Answer with nothing but the number of lines that include the word "element".

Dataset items
==============================
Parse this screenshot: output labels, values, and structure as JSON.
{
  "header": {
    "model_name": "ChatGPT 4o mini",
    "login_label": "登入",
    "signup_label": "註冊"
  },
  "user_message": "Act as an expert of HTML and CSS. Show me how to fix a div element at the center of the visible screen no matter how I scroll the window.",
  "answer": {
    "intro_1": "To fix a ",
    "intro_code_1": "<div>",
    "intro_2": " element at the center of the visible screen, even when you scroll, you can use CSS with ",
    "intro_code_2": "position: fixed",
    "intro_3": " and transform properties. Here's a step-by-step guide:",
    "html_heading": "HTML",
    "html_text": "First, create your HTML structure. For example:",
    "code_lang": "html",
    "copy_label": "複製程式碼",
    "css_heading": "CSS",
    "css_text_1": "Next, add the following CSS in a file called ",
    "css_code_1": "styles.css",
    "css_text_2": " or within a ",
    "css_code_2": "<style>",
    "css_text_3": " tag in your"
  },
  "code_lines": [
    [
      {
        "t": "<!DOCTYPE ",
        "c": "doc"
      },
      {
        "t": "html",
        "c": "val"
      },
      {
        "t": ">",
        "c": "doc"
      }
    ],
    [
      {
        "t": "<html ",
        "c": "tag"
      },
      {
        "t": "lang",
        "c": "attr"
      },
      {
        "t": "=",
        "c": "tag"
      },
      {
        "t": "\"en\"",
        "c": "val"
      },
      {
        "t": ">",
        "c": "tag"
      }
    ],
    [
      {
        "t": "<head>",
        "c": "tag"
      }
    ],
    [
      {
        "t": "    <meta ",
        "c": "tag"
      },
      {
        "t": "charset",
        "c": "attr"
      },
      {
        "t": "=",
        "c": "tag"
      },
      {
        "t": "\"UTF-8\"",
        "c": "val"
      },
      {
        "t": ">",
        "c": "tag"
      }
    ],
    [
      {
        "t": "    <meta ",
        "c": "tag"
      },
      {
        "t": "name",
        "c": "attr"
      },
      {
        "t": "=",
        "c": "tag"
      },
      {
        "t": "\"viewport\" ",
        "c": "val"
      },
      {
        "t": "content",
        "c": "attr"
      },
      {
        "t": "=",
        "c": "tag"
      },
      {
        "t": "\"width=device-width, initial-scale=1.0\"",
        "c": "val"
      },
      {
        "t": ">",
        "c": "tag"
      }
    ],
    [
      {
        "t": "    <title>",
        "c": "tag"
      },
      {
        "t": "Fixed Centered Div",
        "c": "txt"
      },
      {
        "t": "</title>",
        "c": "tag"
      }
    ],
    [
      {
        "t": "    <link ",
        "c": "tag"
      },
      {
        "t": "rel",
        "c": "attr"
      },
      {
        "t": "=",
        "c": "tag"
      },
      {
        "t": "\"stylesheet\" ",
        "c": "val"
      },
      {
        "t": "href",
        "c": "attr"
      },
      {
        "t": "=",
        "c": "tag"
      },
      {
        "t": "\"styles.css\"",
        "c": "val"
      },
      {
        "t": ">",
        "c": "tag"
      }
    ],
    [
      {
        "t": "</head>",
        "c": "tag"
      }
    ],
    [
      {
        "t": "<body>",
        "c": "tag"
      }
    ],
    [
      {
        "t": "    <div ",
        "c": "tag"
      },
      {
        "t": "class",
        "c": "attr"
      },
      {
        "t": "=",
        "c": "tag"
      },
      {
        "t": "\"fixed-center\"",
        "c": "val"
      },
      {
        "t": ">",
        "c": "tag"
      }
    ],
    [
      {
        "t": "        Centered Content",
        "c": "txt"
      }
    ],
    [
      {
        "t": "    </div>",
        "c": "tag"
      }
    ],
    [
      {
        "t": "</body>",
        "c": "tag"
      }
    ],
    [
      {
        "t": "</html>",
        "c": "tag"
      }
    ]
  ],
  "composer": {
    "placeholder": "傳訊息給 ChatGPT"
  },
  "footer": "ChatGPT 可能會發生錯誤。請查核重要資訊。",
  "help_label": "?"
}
==============================
Output: 2